- [Dataset records]
* START *

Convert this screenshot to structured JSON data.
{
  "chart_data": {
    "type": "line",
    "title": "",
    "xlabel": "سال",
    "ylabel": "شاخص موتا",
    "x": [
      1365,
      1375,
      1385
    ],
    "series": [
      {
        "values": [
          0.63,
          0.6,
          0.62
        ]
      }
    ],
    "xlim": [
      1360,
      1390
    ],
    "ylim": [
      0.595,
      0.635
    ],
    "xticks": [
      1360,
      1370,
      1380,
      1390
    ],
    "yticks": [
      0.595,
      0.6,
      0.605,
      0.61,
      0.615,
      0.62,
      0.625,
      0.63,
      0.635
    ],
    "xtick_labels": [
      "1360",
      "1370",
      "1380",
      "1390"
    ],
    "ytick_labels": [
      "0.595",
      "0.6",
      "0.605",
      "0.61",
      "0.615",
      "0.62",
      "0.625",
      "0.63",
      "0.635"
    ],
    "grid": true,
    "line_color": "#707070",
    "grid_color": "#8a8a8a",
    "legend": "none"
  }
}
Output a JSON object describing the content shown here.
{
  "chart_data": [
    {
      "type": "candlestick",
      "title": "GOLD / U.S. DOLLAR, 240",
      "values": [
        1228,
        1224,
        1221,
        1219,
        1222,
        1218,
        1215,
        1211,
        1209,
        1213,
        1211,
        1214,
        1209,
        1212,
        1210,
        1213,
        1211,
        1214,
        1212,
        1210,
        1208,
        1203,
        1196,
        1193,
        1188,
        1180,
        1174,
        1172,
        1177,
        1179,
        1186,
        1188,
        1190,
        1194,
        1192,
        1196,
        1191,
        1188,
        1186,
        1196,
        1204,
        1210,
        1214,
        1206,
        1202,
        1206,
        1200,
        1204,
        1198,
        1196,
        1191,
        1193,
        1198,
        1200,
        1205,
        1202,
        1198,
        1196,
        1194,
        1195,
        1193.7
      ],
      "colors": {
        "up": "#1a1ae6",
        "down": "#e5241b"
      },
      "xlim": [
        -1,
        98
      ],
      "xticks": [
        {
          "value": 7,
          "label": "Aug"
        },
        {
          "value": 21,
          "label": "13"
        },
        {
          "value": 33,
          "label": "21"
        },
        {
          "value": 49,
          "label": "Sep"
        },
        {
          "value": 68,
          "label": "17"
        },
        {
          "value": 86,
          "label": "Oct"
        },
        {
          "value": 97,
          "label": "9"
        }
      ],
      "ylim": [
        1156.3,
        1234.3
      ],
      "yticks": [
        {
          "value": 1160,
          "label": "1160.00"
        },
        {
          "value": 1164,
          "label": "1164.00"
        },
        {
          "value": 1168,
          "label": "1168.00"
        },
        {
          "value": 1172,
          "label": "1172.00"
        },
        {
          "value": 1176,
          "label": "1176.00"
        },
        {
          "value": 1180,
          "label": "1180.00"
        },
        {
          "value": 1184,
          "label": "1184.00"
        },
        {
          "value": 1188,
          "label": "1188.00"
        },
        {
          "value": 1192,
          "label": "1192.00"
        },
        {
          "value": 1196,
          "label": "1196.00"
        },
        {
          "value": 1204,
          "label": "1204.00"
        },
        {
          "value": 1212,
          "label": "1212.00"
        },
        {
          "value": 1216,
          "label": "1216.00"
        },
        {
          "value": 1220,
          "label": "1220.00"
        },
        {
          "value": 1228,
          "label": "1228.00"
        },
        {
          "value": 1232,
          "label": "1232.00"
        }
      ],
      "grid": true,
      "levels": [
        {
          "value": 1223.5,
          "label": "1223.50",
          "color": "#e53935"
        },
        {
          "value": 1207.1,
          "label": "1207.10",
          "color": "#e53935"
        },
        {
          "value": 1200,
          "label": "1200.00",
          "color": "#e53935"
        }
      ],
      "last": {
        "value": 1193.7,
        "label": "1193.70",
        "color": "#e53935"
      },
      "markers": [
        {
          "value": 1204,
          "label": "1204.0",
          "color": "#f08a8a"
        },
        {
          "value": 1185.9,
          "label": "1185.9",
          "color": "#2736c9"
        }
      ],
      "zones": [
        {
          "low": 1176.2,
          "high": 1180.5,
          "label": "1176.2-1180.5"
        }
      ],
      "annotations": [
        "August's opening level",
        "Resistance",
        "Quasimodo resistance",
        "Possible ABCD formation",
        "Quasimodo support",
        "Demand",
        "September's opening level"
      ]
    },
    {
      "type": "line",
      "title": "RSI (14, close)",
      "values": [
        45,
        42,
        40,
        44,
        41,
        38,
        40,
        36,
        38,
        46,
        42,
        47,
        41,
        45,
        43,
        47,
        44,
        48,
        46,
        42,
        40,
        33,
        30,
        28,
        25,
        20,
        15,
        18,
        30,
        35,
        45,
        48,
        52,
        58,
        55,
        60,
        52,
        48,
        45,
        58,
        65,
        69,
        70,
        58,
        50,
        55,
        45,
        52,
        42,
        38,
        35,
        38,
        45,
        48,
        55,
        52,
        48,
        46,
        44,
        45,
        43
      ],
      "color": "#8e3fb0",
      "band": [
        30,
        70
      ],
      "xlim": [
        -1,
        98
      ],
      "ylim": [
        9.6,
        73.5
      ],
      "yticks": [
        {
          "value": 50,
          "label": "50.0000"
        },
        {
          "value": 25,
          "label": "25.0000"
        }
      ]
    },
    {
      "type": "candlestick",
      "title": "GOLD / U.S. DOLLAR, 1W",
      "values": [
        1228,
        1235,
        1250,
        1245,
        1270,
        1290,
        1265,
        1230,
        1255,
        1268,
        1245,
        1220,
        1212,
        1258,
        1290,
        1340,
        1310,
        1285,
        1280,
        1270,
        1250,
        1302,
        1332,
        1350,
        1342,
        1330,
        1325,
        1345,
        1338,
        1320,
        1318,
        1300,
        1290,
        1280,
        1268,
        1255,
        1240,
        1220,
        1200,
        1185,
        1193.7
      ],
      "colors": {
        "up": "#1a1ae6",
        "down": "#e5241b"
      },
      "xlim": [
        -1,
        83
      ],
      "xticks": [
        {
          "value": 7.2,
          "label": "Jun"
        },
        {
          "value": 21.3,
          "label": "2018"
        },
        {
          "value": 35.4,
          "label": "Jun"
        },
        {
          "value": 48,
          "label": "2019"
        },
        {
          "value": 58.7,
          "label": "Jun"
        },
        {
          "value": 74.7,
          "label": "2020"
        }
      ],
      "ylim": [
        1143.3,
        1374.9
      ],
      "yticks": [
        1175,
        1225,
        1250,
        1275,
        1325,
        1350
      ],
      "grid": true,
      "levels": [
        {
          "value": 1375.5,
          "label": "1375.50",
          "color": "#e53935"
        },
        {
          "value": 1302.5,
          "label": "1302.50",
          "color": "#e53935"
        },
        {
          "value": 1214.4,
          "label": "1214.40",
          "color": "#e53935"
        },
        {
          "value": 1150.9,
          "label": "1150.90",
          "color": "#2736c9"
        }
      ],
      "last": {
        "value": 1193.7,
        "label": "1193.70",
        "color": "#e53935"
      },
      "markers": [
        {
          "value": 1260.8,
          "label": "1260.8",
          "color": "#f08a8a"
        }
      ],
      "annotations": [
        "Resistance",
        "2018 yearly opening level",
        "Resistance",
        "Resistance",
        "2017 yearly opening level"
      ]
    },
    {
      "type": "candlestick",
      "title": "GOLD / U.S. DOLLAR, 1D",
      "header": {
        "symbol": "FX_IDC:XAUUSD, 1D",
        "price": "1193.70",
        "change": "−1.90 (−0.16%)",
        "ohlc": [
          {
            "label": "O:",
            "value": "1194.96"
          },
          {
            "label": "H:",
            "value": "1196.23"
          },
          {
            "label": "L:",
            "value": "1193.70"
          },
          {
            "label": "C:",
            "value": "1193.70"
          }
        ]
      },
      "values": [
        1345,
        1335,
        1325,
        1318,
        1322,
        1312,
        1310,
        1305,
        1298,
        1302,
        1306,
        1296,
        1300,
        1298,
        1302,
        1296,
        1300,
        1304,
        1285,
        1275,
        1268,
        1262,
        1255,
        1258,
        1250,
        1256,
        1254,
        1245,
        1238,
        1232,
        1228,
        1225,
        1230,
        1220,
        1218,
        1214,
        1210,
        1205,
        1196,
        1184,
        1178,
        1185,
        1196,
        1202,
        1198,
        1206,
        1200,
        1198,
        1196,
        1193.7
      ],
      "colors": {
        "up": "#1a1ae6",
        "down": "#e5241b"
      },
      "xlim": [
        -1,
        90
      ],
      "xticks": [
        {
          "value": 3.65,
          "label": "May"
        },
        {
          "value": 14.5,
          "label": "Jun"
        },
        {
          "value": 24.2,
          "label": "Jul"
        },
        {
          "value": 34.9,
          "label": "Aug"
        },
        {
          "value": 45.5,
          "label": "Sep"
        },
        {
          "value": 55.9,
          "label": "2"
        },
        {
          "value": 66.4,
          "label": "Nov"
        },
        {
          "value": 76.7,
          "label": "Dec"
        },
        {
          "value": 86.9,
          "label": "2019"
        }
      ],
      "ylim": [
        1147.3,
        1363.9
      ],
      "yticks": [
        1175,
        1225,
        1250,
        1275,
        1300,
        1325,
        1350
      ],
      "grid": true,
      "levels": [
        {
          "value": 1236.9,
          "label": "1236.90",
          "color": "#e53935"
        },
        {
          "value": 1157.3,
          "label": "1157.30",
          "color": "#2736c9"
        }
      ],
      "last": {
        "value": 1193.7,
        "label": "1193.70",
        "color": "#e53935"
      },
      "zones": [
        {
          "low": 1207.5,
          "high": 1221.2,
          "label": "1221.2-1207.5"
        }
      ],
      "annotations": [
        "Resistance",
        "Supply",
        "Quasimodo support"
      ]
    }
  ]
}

* END *

- [Direction] Please list every line of the records that contains "opening".

- [Output below]
        "August's opening level",
        "September's opening level"
        "2018 yearly opening level",
        "2017 yearly opening level"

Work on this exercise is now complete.